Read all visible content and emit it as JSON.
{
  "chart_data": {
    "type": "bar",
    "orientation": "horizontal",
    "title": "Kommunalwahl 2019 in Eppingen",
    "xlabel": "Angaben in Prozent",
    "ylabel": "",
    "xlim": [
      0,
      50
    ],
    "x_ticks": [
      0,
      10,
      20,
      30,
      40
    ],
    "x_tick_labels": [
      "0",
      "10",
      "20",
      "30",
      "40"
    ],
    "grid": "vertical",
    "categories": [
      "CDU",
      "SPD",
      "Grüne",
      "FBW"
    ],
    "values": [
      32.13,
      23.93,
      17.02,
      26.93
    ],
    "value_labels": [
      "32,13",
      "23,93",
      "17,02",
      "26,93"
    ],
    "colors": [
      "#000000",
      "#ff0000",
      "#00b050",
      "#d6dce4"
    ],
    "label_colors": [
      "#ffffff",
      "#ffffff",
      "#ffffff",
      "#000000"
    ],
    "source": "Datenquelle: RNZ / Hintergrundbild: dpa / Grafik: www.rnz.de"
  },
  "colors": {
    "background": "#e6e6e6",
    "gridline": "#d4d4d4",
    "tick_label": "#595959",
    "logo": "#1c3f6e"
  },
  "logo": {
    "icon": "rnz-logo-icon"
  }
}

* [What is expected]: Copy all the entries verbatim.

* [Output for this task]:
Read all visible content and emit it as JSON.
{
  "chart_data": {
    "type": "bar",
    "orientation": "horizontal",
    "title": "Kommunalwahl 2019 in Eppingen",
    "xlabel": "Angaben in Prozent",
    "ylabel": "",
    "xlim": [
      0,
      50
    ],
    "x_ticks": [
      0,
      10,
      20,
      30,
      40
    ],
    "x_tick_labels": [
      "0",
      "10",
      "20",
      "30",
      "40"
    ],
    "grid": "vertical",
    "categories": [
      "CDU",
      "SPD",
      "Grüne",
      "FBW"
    ],
    "values": [
      32.13,
      23.93,
      17.02,
      26.93
    ],
    "value_labels": [
      "32,13",
      "23,93",
      "17,02",
      "26,93"
    ],
    "colors": [
      "#000000",
      "#ff0000",
      "#00b050",
      "#d6dce4"
    ],
    "label_colors": [
      "#ffffff",
      "#ffffff",
      "#ffffff",
      "#000000"
    ],
    "source": "Datenquelle: RNZ / Hintergrundbild: dpa / Grafik: www.rnz.de"
  },
  "colors": {
    "background": "#e6e6e6",
    "gridline": "#d4d4d4",
    "tick_label": "#595959",
    "logo": "#1c3f6e"
  },
  "logo": {
    "icon": "rnz-logo-icon"
  }
}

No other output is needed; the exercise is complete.